→ TASK MATERIAL:
────────────────────

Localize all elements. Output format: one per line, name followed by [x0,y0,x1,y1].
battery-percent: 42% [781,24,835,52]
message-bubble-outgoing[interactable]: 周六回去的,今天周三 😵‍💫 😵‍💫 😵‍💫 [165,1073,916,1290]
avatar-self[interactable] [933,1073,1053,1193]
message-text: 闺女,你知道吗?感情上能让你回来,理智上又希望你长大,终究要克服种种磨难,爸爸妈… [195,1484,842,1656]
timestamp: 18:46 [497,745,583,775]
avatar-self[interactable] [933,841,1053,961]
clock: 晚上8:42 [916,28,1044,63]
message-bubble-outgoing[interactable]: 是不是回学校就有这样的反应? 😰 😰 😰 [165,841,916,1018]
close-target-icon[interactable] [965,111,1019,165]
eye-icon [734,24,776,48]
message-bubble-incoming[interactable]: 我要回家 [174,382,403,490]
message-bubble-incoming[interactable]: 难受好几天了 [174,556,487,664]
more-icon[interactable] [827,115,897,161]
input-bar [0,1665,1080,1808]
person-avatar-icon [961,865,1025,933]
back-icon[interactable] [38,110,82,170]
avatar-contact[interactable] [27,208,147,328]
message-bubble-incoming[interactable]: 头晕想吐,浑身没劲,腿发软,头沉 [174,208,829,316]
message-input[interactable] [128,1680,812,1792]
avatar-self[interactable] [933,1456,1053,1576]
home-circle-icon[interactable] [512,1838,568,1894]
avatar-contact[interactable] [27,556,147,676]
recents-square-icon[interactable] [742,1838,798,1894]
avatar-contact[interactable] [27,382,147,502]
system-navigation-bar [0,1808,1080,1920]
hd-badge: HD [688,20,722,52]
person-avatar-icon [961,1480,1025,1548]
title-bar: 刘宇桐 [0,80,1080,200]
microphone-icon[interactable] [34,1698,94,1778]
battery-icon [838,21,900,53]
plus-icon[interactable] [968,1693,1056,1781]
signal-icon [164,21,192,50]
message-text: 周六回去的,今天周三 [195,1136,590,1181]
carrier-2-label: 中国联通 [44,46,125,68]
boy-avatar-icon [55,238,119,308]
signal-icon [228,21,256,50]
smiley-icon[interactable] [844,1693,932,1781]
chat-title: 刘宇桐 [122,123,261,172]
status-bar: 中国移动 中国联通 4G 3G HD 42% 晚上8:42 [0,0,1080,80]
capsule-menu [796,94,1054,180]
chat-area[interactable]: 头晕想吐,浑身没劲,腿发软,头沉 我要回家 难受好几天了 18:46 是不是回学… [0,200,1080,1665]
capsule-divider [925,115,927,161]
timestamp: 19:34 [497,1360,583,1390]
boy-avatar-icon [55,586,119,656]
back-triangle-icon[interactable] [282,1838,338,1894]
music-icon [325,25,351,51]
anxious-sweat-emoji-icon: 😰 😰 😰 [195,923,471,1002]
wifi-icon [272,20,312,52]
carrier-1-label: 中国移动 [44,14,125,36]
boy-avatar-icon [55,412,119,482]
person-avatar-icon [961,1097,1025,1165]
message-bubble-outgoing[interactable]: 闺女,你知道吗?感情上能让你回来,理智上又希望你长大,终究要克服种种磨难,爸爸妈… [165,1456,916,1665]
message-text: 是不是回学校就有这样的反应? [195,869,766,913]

────────────────────

→ WHAT THE TASK REQUIRES: Reproduce the data word for word, starting with its first line and ending with the line that contains "battery-icon [838,21,900,53]", including both of those lines.

→ REPLY TO THE TASK:
Localize all elements. Output format: one per line, name followed by [x0,y0,x1,y1].
battery-percent: 42% [781,24,835,52]
message-bubble-outgoing[interactable]: 周六回去的,今天周三 😵‍💫 😵‍💫 😵‍💫 [165,1073,916,1290]
avatar-self[interactable] [933,1073,1053,1193]
message-text: 闺女,你知道吗?感情上能让你回来,理智上又希望你长大,终究要克服种种磨难,爸爸妈… [195,1484,842,1656]
timestamp: 18:46 [497,745,583,775]
avatar-self[interactable] [933,841,1053,961]
clock: 晚上8:42 [916,28,1044,63]
message-bubble-outgoing[interactable]: 是不是回学校就有这样的反应? 😰 😰 😰 [165,841,916,1018]
close-target-icon[interactable] [965,111,1019,165]
eye-icon [734,24,776,48]
message-bubble-incoming[interactable]: 我要回家 [174,382,403,490]
message-bubble-incoming[interactable]: 难受好几天了 [174,556,487,664]
more-icon[interactable] [827,115,897,161]
input-bar [0,1665,1080,1808]
person-avatar-icon [961,865,1025,933]
back-icon[interactable] [38,110,82,170]
avatar-contact[interactable] [27,208,147,328]
message-bubble-incoming[interactable]: 头晕想吐,浑身没劲,腿发软,头沉 [174,208,829,316]
message-input[interactable] [128,1680,812,1792]
avatar-self[interactable] [933,1456,1053,1576]
home-circle-icon[interactable] [512,1838,568,1894]
avatar-contact[interactable] [27,556,147,676]
recents-square-icon[interactable] [742,1838,798,1894]
avatar-contact[interactable] [27,382,147,502]
system-navigation-bar [0,1808,1080,1920]
hd-badge: HD [688,20,722,52]
person-avatar-icon [961,1480,1025,1548]
title-bar: 刘宇桐 [0,80,1080,200]
microphone-icon[interactable] [34,1698,94,1778]
battery-icon [838,21,900,53]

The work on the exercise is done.